Exercise details
Locate the word "unter" in the entries below, then gather every line that holds it.

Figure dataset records
|---|

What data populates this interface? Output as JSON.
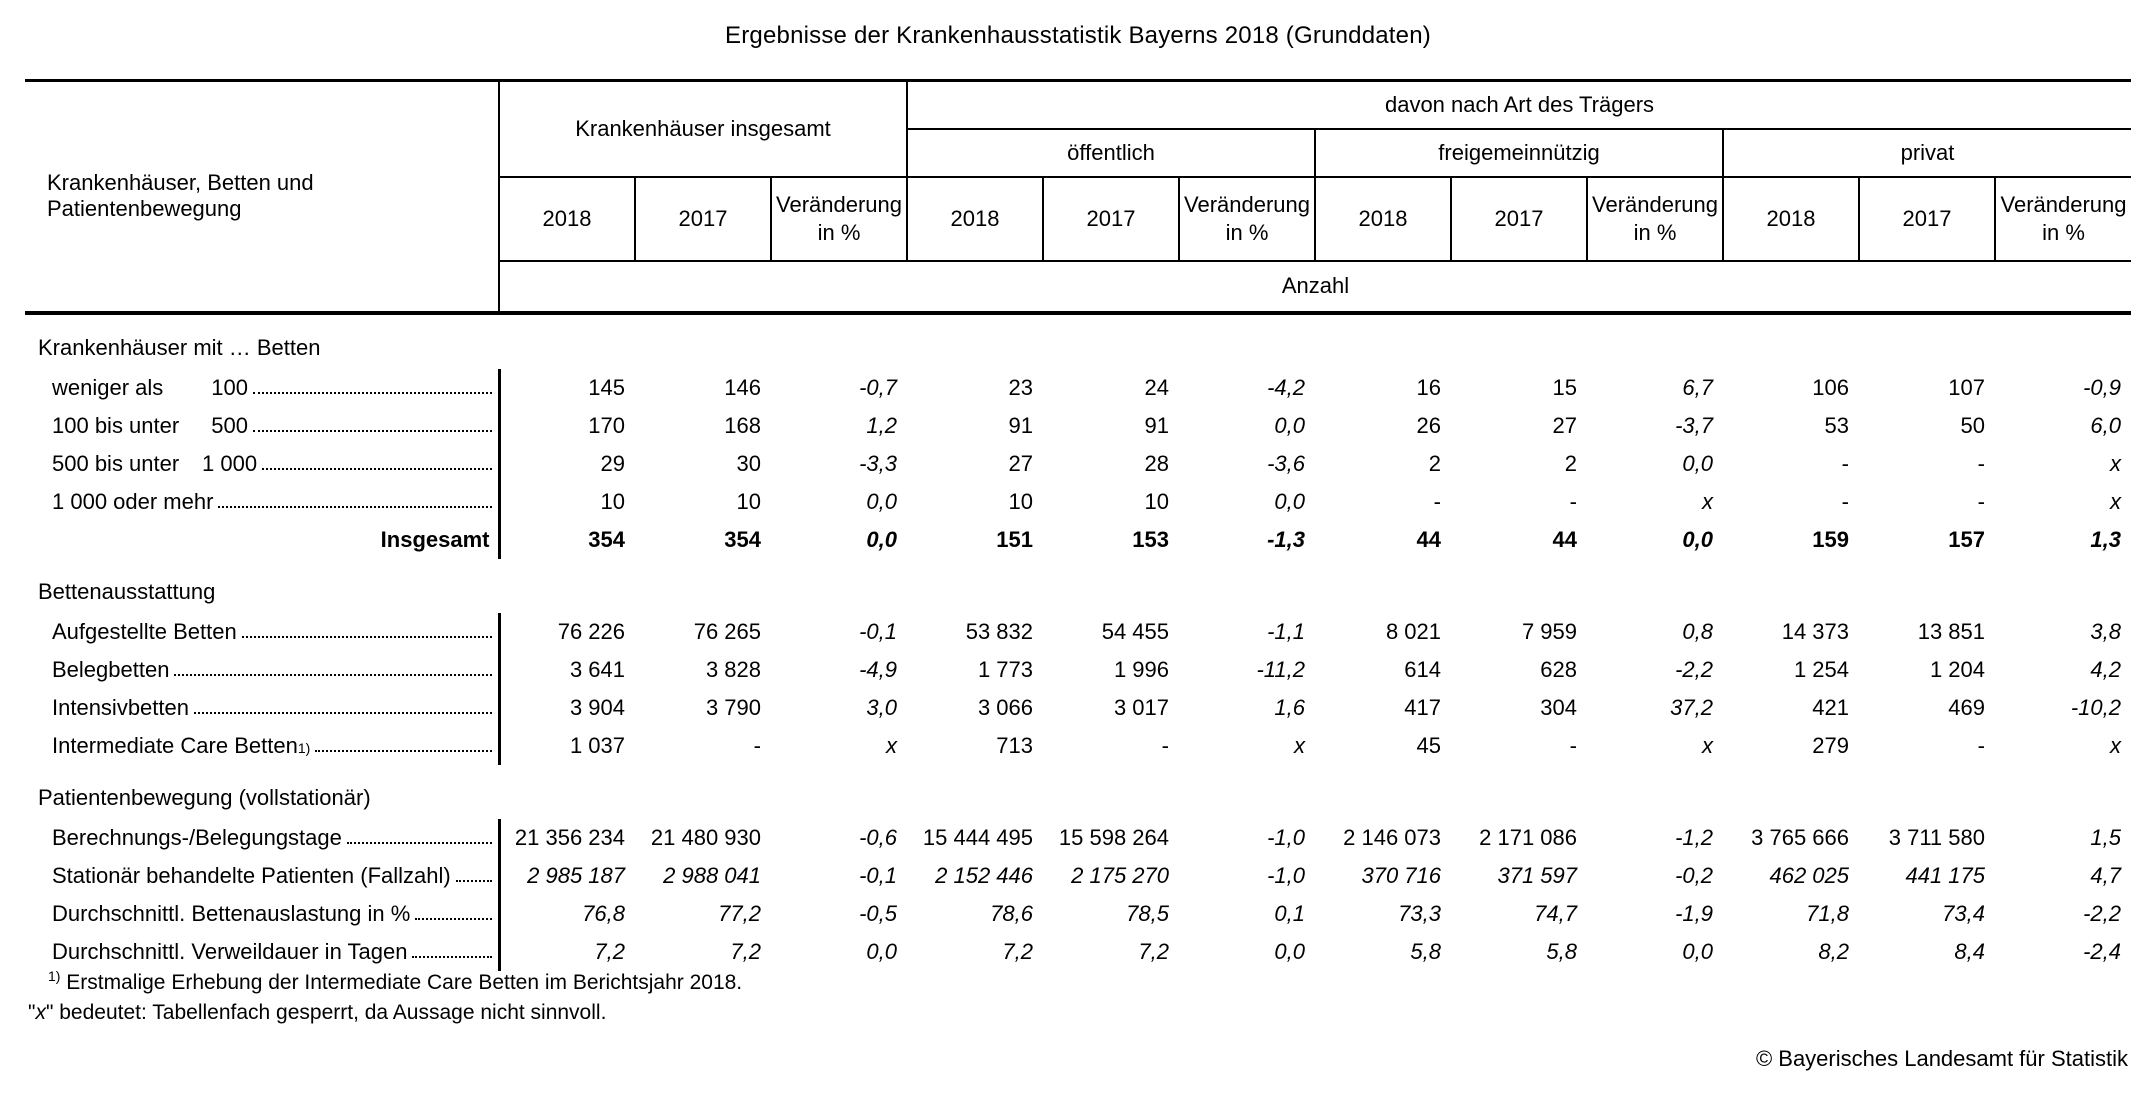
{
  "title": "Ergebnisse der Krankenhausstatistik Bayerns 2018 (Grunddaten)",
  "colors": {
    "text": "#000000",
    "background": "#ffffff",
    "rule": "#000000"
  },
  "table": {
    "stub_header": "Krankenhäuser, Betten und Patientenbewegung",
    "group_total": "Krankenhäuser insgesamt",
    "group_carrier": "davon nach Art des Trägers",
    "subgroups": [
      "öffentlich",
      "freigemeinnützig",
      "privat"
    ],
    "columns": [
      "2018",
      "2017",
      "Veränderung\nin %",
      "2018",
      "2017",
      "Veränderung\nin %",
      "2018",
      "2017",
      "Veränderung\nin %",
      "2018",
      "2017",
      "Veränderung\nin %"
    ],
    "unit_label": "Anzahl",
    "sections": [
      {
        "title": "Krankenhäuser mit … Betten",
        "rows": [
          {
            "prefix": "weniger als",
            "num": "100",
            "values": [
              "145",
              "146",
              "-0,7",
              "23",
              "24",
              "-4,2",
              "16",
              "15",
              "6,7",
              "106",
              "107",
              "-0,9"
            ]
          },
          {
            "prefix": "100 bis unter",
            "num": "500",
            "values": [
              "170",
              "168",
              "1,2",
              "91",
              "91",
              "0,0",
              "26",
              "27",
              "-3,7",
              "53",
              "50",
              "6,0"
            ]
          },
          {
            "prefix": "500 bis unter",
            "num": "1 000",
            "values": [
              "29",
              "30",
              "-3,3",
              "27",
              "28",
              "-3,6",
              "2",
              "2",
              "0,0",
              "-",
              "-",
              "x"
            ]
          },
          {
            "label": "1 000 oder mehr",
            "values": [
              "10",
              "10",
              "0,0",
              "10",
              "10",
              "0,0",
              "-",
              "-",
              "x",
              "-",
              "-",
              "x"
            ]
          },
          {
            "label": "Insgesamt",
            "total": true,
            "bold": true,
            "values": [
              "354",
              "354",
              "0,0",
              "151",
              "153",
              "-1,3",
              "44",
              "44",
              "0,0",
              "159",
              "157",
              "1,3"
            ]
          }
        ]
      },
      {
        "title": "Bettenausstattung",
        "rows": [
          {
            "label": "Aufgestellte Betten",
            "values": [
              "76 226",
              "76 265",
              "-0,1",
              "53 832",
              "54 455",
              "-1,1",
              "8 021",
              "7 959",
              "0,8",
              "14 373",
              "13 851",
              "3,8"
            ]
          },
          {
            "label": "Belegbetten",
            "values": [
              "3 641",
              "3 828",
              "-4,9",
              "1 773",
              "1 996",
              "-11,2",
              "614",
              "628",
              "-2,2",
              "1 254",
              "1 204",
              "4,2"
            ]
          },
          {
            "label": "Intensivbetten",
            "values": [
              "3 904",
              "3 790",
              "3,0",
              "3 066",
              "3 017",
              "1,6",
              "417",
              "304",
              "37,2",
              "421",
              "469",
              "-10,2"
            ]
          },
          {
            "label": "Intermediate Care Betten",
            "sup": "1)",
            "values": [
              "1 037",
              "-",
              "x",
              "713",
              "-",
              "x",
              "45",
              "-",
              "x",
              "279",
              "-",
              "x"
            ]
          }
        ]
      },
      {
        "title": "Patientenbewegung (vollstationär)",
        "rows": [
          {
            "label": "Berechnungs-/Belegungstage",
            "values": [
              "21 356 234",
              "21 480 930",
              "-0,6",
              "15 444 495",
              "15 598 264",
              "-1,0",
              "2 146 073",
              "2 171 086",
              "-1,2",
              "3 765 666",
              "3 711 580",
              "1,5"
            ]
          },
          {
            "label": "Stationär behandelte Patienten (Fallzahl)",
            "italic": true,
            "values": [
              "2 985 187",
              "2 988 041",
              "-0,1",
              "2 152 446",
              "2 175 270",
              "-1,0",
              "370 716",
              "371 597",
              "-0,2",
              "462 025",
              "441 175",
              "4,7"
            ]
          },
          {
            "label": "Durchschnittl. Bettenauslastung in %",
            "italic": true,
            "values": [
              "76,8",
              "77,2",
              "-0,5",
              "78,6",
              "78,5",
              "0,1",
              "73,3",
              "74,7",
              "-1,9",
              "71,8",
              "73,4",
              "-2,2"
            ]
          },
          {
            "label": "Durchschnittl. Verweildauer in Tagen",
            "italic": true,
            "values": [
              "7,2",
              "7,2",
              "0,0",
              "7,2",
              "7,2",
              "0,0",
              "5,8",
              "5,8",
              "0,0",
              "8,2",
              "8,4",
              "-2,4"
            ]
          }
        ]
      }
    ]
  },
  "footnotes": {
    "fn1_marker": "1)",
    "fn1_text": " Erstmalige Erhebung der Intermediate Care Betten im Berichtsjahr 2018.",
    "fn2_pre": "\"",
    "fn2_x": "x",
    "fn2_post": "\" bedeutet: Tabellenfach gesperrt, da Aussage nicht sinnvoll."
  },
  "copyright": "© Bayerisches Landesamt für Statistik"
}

|---|

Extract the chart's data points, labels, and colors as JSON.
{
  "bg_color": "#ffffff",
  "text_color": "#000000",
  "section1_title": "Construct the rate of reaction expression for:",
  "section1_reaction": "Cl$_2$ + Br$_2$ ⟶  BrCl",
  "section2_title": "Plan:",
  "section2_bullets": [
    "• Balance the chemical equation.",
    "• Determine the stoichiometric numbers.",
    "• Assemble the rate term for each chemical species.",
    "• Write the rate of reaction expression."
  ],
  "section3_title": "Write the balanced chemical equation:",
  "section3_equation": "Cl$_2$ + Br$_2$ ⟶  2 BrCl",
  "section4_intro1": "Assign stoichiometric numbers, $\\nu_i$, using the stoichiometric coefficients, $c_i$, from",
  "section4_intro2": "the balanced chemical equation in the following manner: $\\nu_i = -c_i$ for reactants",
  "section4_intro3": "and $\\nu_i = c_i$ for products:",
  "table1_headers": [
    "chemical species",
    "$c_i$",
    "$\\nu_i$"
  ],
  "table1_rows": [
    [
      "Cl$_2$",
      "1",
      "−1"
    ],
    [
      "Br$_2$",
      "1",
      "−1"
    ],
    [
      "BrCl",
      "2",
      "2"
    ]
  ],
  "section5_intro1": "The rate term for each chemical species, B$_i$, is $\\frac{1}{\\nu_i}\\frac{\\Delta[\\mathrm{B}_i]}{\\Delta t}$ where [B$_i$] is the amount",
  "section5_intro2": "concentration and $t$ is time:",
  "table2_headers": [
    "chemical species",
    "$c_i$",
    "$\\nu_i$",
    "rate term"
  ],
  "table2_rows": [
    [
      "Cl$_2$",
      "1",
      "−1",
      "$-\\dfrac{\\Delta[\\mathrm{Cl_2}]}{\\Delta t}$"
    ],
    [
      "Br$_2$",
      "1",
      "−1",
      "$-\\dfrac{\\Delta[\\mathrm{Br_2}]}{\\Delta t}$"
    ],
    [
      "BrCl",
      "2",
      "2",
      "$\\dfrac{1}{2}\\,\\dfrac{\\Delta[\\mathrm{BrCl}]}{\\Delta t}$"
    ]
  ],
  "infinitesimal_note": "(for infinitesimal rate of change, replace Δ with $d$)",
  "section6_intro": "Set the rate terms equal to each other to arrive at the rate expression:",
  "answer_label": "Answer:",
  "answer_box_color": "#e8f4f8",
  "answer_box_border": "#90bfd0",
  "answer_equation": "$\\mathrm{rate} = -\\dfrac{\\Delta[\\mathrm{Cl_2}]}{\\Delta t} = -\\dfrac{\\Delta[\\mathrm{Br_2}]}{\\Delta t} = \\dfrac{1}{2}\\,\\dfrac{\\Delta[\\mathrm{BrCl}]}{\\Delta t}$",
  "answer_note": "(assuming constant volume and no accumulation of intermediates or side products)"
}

|---|

Solution for this problem
            "prefix": "100 bis unter",
            "prefix": "500 bis unter",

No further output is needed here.